Begin at the line containing "Transcribe the text in this document." and copy exactly through the last line of the listing, skipping every picture.
-=-=-
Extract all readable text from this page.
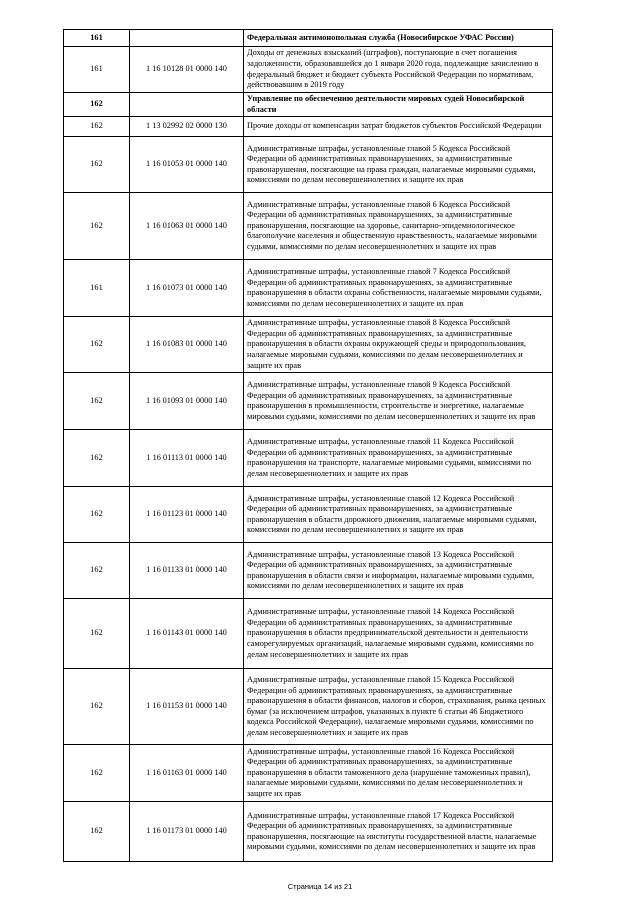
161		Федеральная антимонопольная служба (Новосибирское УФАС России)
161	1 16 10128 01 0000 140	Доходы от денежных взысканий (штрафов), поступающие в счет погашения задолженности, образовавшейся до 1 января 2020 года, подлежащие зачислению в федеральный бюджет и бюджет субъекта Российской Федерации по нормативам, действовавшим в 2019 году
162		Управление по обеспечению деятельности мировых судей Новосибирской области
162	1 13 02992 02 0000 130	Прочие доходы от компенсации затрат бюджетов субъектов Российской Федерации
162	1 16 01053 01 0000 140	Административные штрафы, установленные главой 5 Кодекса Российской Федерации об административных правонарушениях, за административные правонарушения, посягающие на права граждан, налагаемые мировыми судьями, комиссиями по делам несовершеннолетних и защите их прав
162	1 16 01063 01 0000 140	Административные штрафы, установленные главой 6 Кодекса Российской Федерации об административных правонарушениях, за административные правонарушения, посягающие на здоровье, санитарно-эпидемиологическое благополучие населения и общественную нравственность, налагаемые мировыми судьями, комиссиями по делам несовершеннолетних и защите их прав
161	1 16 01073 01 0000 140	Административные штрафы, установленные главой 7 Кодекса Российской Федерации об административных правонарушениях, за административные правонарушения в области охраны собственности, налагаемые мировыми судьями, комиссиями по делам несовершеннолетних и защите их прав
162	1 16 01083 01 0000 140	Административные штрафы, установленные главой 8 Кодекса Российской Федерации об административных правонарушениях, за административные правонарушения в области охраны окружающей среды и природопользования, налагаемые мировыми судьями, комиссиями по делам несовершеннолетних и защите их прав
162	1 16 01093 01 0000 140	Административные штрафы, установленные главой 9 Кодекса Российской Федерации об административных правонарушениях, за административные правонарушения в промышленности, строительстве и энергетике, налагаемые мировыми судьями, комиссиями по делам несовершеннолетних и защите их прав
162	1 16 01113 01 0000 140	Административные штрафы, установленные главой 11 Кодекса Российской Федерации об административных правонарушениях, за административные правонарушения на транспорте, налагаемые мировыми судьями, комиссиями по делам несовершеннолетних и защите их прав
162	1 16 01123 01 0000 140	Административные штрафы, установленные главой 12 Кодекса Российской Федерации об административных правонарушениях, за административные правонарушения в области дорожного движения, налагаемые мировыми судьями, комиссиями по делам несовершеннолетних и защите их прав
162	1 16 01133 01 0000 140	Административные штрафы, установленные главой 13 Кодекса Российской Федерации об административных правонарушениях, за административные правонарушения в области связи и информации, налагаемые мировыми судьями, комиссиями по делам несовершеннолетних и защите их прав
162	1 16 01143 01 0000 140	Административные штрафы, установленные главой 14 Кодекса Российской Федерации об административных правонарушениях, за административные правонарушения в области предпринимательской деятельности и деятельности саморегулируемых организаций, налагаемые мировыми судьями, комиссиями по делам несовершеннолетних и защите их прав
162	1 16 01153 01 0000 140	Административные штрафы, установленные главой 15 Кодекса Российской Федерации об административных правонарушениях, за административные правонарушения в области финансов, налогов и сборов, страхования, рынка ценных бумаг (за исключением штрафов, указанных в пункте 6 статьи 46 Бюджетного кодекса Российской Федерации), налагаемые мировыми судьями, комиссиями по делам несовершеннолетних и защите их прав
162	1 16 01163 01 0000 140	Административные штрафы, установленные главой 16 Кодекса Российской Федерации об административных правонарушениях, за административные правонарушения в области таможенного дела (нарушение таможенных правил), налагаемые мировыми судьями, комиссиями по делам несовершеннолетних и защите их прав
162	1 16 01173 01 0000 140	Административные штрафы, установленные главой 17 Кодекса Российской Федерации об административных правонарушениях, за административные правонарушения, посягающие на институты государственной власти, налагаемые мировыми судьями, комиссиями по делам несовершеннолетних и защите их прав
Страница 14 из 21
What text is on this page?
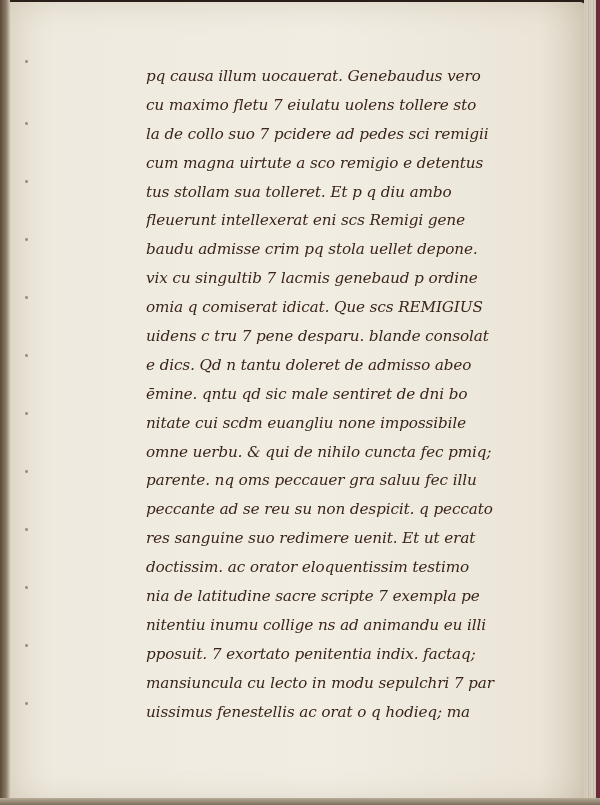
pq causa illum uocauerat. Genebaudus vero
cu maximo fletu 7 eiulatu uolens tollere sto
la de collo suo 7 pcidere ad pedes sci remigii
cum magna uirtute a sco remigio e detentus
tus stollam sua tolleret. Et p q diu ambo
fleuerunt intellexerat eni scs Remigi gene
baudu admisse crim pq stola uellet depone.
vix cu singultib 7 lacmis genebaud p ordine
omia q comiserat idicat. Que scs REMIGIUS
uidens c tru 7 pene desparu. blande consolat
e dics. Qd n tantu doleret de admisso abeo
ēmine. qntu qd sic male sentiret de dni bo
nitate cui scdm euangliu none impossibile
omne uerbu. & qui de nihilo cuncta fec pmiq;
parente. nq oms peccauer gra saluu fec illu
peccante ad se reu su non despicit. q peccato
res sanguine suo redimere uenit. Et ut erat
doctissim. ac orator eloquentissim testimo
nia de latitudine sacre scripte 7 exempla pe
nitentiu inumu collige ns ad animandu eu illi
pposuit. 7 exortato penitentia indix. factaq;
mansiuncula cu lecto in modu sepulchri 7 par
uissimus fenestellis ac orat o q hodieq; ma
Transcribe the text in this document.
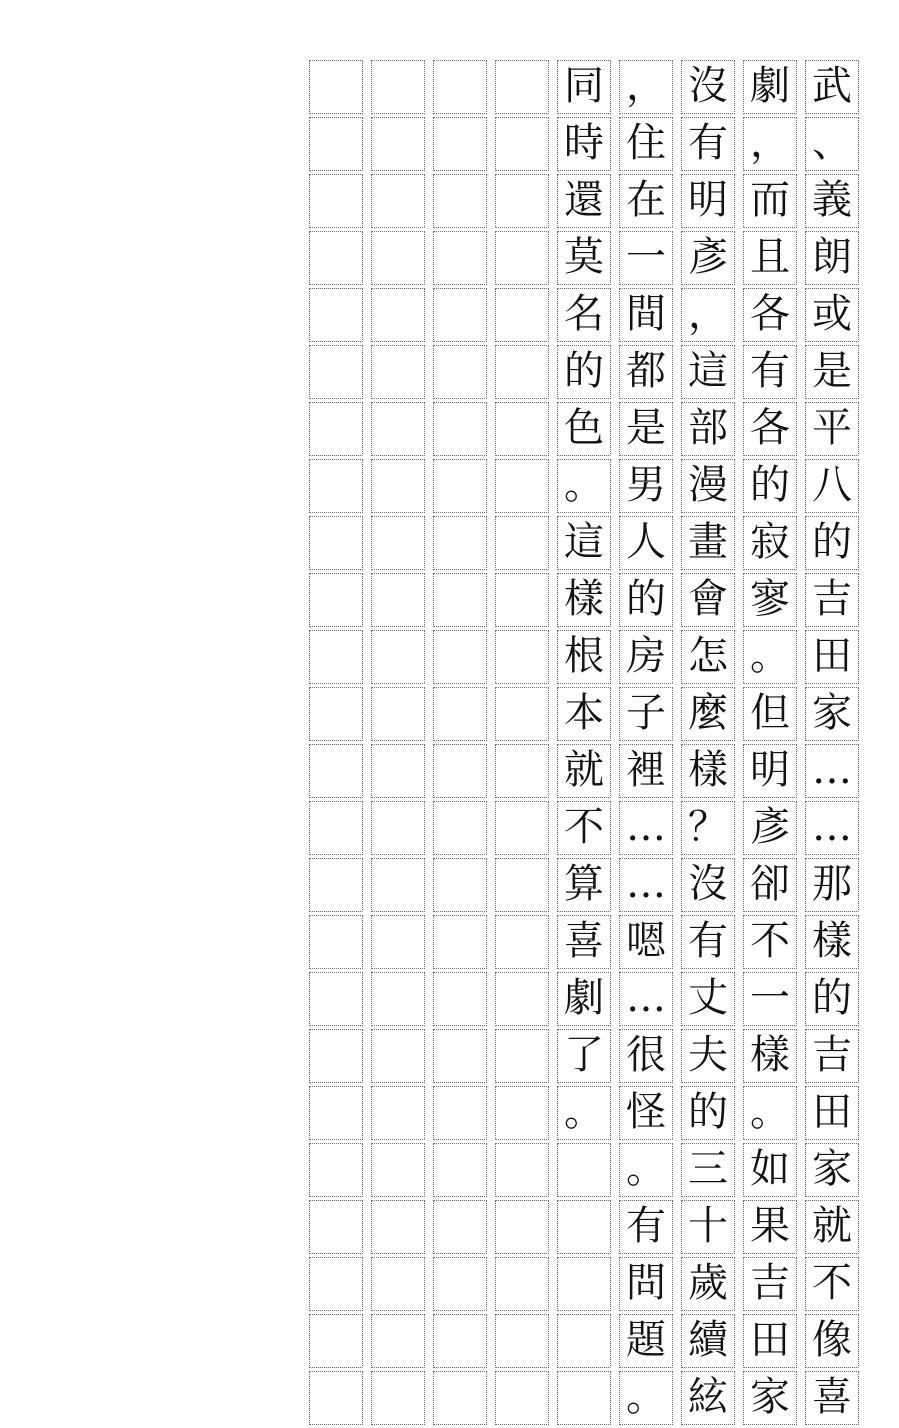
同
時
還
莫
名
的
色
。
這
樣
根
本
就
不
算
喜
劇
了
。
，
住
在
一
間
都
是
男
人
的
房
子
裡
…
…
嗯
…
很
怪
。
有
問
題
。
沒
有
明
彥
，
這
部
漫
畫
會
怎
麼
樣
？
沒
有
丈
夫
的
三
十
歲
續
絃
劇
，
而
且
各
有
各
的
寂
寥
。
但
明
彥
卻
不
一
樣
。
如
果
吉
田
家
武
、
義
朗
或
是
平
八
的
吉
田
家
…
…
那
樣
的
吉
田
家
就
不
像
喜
-=-=-
> **Result of the exercise**:
Transcribe the text in this document.
同
時
還
莫
名
的
色
。
這
樣
根
本
就
不
算
喜
劇
了
。
，
住
在
一
間
都
是
男
人
的
房
子
裡
…
…
嗯
…
很
怪
。
有
問
題
。
沒
有
明
彥
，
這
部
漫
畫
會
怎
麼
樣
？
沒
有
丈
夫
的
三
十
歲
續
絃
劇
，
而
且
各
有
各
的
寂
寥
。
但
明
彥
卻
不
一
樣
。
如
果
吉
田
家
武
、
義
朗
或
是
平
八
的
吉
田
家
…
…
那
樣
的
吉
田
家
就
不
像
喜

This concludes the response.